# What to work on
Format every line of the data below as a JSON list of strings, one string per line, omitting any blank lines.

Listings of boxed layout items
** start **
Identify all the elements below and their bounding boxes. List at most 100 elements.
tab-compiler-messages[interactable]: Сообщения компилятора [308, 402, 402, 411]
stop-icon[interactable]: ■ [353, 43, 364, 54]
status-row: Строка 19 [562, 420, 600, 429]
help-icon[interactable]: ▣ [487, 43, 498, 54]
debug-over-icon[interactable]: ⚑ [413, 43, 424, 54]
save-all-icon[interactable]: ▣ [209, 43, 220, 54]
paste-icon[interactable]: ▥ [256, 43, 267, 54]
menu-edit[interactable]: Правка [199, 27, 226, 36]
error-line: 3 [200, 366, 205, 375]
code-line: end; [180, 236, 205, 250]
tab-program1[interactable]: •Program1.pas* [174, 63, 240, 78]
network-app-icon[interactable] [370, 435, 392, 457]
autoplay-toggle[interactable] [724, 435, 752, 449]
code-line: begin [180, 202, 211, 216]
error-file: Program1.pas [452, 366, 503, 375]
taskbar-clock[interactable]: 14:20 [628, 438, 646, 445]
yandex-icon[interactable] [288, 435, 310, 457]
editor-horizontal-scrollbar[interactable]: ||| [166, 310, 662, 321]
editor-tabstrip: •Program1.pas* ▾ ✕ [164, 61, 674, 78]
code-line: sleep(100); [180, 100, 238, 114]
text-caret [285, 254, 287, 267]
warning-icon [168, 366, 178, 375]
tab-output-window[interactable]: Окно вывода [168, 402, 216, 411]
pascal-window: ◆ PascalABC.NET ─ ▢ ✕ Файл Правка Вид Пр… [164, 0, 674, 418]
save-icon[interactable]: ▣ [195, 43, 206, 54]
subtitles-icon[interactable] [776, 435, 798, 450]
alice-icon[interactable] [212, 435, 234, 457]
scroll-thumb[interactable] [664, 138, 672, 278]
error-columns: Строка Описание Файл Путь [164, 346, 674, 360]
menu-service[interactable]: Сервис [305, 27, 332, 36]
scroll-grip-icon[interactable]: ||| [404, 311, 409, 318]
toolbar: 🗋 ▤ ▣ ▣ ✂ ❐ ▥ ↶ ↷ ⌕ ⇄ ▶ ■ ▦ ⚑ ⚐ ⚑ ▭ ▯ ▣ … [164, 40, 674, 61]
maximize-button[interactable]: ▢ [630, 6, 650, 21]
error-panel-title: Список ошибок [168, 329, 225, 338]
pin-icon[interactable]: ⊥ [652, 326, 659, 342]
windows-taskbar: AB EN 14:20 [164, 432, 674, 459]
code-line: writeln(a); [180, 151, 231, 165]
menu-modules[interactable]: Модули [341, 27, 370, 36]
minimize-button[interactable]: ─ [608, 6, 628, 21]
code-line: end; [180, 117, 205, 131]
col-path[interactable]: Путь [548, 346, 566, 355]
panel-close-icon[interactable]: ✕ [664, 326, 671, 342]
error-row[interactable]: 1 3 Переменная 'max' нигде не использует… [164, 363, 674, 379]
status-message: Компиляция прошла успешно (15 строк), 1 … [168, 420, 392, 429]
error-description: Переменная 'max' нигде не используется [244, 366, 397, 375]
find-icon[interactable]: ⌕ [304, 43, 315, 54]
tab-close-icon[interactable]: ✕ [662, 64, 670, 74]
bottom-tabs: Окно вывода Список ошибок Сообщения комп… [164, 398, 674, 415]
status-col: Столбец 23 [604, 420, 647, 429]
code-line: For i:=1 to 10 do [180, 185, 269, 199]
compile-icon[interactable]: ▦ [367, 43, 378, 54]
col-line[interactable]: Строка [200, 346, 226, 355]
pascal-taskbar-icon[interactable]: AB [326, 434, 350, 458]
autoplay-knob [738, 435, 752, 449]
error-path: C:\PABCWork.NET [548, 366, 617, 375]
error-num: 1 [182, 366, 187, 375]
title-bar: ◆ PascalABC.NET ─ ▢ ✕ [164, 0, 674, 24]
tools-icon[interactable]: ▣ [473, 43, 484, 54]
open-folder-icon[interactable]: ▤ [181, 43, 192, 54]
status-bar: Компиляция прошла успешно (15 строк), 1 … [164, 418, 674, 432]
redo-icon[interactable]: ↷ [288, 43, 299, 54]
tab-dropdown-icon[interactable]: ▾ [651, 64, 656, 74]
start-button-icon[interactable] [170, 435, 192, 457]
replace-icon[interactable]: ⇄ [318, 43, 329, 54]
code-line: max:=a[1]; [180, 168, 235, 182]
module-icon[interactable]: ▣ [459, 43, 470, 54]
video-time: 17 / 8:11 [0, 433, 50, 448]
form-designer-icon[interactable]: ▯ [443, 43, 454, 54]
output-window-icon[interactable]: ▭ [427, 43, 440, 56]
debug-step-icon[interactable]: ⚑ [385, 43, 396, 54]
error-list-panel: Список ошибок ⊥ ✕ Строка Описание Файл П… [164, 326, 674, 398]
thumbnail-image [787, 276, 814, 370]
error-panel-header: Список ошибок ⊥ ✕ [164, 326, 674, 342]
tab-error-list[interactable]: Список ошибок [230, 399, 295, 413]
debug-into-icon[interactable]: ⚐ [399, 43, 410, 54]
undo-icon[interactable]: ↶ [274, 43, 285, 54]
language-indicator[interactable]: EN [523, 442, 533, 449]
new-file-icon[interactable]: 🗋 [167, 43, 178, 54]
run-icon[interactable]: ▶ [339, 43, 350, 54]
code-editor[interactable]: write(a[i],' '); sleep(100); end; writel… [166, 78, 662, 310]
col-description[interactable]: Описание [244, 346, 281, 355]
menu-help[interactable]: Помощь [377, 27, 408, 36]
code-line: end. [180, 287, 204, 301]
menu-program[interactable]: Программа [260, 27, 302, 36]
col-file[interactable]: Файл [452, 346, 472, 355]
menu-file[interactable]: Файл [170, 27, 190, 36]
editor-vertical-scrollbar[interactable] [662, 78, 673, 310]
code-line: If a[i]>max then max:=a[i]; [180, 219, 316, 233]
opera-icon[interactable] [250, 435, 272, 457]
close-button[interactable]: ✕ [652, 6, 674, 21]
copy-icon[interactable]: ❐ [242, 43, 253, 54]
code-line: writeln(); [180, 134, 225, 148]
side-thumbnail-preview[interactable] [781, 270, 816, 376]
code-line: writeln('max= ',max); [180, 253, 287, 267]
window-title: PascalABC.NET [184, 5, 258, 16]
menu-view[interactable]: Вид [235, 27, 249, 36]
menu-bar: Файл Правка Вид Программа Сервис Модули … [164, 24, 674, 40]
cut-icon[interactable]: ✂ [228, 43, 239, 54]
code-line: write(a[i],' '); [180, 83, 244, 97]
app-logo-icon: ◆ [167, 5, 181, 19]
** end **
# Written response
[
  "Identify all the elements below and their bounding boxes. List at most 100 elements.",
  "tab-compiler-messages[interactable]: Сообщения компилятора [308, 402, 402, 411]",
  "stop-icon[interactable]: ■ [353, 43, 364, 54]",
  "status-row: Строка 19 [562, 420, 600, 429]",
  "help-icon[interactable]: ▣ [487, 43, 498, 54]",
  "debug-over-icon[interactable]: ⚑ [413, 43, 424, 54]",
  "save-all-icon[interactable]: ▣ [209, 43, 220, 54]",
  "paste-icon[interactable]: ▥ [256, 43, 267, 54]",
  "menu-edit[interactable]: Правка [199, 27, 226, 36]",
  "error-line: 3 [200, 366, 205, 375]",
  "code-line: end; [180, 236, 205, 250]",
  "tab-program1[interactable]: •Program1.pas* [174, 63, 240, 78]",
  "network-app-icon[interactable] [370, 435, 392, 457]",
  "autoplay-toggle[interactable] [724, 435, 752, 449]",
  "code-line: begin [180, 202, 211, 216]",
  "error-file: Program1.pas [452, 366, 503, 375]",
  "taskbar-clock[interactable]: 14:20 [628, 438, 646, 445]",
  "yandex-icon[interactable] [288, 435, 310, 457]",
  "editor-horizontal-scrollbar[interactable]: ||| [166, 310, 662, 321]",
  "editor-tabstrip: •Program1.pas* ▾ ✕ [164, 61, 674, 78]",
  "code-line: sleep(100); [180, 100, 238, 114]",
  "text-caret [285, 254, 287, 267]",
  "warning-icon [168, 366, 178, 375]",
  "tab-output-window[interactable]: Окно вывода [168, 402, 216, 411]",
  "pascal-window: ◆ PascalABC.NET ─ ▢ ✕ Файл Правка Вид Пр… [164, 0, 674, 418]",
  "save-icon[interactable]: ▣ [195, 43, 206, 54]",
  "subtitles-icon[interactable] [776, 435, 798, 450]",
  "alice-icon[interactable] [212, 435, 234, 457]",
  "scroll-thumb[interactable] [664, 138, 672, 278]",
  "error-columns: Строка Описание Файл Путь [164, 346, 674, 360]",
  "menu-service[interactable]: Сервис [305, 27, 332, 36]",
  "scroll-grip-icon[interactable]: ||| [404, 311, 409, 318]",
  "toolbar: 🗋 ▤ ▣ ▣ ✂ ❐ ▥ ↶ ↷ ⌕ ⇄ ▶ ■ ▦ ⚑ ⚐ ⚑ ▭ ▯ ▣ … [164, 40, 674, 61]",
  "maximize-button[interactable]: ▢ [630, 6, 650, 21]",
  "error-panel-title: Список ошибок [168, 329, 225, 338]",
  "pin-icon[interactable]: ⊥ [652, 326, 659, 342]",
  "windows-taskbar: AB EN 14:20 [164, 432, 674, 459]",
  "code-line: writeln(a); [180, 151, 231, 165]",
  "menu-modules[interactable]: Модули [341, 27, 370, 36]",
  "minimize-button[interactable]: ─ [608, 6, 628, 21]",
  "code-line: end; [180, 117, 205, 131]",
  "col-path[interactable]: Путь [548, 346, 566, 355]",
  "panel-close-icon[interactable]: ✕ [664, 326, 671, 342]",
  "error-row[interactable]: 1 3 Переменная 'max' нигде не использует… [164, 363, 674, 379]",
  "status-message: Компиляция прошла успешно (15 строк), 1 … [168, 420, 392, 429]",
  "error-description: Переменная 'max' нигде не используется [244, 366, 397, 375]",
  "find-icon[interactable]: ⌕ [304, 43, 315, 54]",
  "tab-close-icon[interactable]: ✕ [662, 64, 670, 74]",
  "bottom-tabs: Окно вывода Список ошибок Сообщения комп… [164, 398, 674, 415]",
  "status-col: Столбец 23 [604, 420, 647, 429]",
  "code-line: For i:=1 to 10 do [180, 185, 269, 199]",
  "compile-icon[interactable]: ▦ [367, 43, 378, 54]",
  "col-line[interactable]: Строка [200, 346, 226, 355]",
  "pascal-taskbar-icon[interactable]: AB [326, 434, 350, 458]",
  "autoplay-knob [738, 435, 752, 449]",
  "error-path: C:\\PABCWork.NET [548, 366, 617, 375]",
  "error-num: 1 [182, 366, 187, 375]",
  "title-bar: ◆ PascalABC.NET ─ ▢ ✕ [164, 0, 674, 24]",
  "tools-icon[interactable]: ▣ [473, 43, 484, 54]",
  "open-folder-icon[interactable]: ▤ [181, 43, 192, 54]",
  "status-bar: Компиляция прошла успешно (15 строк), 1 … [164, 418, 674, 432]",
  "redo-icon[interactable]: ↷ [288, 43, 299, 54]",
  "tab-dropdown-icon[interactable]: ▾ [651, 64, 656, 74]",
  "start-button-icon[interactable] [170, 435, 192, 457]",
  "replace-icon[interactable]: ⇄ [318, 43, 329, 54]",
  "code-line: max:=a[1]; [180, 168, 235, 182]",
  "module-icon[interactable]: ▣ [459, 43, 470, 54]",
  "video-time: 17 / 8:11 [0, 433, 50, 448]",
  "form-designer-icon[interactable]: ▯ [443, 43, 454, 54]",
  "output-window-icon[interactable]: ▭ [427, 43, 440, 56]",
  "debug-step-icon[interactable]: ⚑ [385, 43, 396, 54]",
  "error-list-panel: Список ошибок ⊥ ✕ Строка Описание Файл П… [164, 326, 674, 398]",
  "thumbnail-image [787, 276, 814, 370]",
  "error-panel-header: Список ошибок ⊥ ✕ [164, 326, 674, 342]",
  "tab-error-list[interactable]: Список ошибок [230, 399, 295, 413]",
  "debug-into-icon[interactable]: ⚐ [399, 43, 410, 54]",
  "undo-icon[interactable]: ↶ [274, 43, 285, 54]",
  "language-indicator[interactable]: EN [523, 442, 533, 449]",
  "new-file-icon[interactable]: 🗋 [167, 43, 178, 54]",
  "run-icon[interactable]: ▶ [339, 43, 350, 54]",
  "code-editor[interactable]: write(a[i],' '); sleep(100); end; writel… [166, 78, 662, 310]",
  "col-description[interactable]: Описание [244, 346, 281, 355]",
  "menu-help[interactable]: Помощь [377, 27, 408, 36]",
  "code-line: end. [180, 287, 204, 301]",
  "menu-program[interactable]: Программа [260, 27, 302, 36]",
  "col-file[interactable]: Файл [452, 346, 472, 355]",
  "menu-file[interactable]: Файл [170, 27, 190, 36]",
  "editor-vertical-scrollbar[interactable] [662, 78, 673, 310]",
  "code-line: If a[i]>max then max:=a[i]; [180, 219, 316, 233]",
  "opera-icon[interactable] [250, 435, 272, 457]",
  "close-button[interactable]: ✕ [652, 6, 674, 21]",
  "copy-icon[interactable]: ❐ [242, 43, 253, 54]",
  "code-line: writeln(); [180, 134, 225, 148]",
  "side-thumbnail-preview[interactable] [781, 270, 816, 376]",
  "code-line: writeln('max= ',max); [180, 253, 287, 267]",
  "window-title: PascalABC.NET [184, 5, 258, 16]",
  "menu-view[interactable]: Вид [235, 27, 249, 36]",
  "menu-bar: Файл Правка Вид Программа Сервис Модули … [164, 24, 674, 40]",
  "cut-icon[interactable]: ✂ [228, 43, 239, 54]",
  "code-line: write(a[i],' '); [180, 83, 244, 97]",
  "app-logo-icon: ◆ [167, 5, 181, 19]"
]